WHAT THE TASK ASKS
Exactly how many lines have the word "internationale"? Answer with the bare number.

[Start INPUT FOR THIS TASK]

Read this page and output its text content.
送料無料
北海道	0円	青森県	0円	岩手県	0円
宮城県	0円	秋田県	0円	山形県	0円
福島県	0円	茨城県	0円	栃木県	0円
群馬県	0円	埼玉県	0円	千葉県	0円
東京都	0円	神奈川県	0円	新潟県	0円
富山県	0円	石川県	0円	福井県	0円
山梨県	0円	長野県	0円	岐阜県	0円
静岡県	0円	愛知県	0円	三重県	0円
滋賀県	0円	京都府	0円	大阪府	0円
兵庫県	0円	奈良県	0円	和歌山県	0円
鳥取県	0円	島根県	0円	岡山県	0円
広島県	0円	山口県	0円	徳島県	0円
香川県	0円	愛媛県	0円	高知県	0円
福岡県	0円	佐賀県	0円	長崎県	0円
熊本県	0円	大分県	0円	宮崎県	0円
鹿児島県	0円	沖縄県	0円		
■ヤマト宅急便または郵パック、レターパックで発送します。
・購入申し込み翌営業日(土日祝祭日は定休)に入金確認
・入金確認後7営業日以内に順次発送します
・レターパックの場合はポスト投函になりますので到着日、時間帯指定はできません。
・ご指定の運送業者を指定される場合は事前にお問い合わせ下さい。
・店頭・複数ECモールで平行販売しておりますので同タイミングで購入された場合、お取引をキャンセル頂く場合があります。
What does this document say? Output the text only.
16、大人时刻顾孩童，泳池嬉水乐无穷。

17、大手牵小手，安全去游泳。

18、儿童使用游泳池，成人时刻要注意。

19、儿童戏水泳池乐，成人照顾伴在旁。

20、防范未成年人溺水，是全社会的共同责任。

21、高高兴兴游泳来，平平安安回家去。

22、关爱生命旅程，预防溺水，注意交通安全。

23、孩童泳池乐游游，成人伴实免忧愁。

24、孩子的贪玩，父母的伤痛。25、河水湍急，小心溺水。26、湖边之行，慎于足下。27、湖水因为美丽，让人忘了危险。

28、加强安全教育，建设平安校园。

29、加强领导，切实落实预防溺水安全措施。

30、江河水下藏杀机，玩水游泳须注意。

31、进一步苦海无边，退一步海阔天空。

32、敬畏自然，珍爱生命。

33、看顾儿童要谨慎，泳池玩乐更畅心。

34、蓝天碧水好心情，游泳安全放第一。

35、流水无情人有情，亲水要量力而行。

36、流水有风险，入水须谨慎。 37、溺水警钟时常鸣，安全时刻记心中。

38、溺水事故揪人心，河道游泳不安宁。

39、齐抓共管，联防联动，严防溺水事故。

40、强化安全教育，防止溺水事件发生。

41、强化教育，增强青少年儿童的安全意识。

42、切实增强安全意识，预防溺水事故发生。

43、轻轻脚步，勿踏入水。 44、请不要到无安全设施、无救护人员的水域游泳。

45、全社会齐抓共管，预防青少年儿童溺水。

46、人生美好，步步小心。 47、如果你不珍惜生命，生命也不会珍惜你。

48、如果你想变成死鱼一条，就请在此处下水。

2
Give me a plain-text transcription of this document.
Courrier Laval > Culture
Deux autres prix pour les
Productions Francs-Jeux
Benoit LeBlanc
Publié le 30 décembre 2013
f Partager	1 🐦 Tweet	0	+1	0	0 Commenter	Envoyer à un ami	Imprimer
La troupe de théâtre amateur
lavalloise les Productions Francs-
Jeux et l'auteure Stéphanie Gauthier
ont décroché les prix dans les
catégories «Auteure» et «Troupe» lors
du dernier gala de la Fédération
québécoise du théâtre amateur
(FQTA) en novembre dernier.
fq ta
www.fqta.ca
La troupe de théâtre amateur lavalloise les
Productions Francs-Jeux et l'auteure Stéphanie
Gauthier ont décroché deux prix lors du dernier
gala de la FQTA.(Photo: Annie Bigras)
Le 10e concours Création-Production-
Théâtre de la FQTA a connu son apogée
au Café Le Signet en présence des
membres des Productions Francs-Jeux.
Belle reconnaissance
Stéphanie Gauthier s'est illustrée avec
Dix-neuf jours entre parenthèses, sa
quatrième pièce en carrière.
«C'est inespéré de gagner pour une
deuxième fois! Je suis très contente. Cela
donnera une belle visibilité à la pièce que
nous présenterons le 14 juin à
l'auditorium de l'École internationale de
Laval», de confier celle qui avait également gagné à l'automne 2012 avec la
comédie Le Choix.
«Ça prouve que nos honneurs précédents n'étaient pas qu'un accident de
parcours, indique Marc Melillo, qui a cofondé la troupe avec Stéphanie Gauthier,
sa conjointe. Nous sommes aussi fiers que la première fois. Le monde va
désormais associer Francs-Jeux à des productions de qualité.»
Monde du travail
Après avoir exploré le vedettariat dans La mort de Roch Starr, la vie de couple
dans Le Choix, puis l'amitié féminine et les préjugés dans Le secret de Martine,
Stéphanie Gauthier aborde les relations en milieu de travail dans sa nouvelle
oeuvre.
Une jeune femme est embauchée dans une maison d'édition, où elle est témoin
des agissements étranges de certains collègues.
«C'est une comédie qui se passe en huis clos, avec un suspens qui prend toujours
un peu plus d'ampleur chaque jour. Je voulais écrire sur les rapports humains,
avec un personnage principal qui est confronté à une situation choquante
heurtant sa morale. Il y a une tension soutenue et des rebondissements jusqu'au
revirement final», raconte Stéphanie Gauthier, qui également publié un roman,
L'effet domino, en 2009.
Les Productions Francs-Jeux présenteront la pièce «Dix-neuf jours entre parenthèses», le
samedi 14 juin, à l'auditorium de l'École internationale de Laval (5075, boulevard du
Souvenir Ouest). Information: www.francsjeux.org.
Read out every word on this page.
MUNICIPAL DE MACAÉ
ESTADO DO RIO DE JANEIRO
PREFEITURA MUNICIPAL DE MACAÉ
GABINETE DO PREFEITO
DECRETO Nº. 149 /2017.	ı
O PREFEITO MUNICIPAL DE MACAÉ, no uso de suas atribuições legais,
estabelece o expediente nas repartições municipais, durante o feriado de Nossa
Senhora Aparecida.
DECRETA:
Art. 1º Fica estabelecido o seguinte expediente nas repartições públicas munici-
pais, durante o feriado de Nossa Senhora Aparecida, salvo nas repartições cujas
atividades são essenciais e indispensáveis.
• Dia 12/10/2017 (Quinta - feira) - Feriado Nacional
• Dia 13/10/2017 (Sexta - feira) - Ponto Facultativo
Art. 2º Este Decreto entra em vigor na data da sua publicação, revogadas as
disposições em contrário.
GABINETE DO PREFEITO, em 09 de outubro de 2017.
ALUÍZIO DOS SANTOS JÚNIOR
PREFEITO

[End INPUT FOR THIS TASK]

ANSWER TO THE EXERCISE
2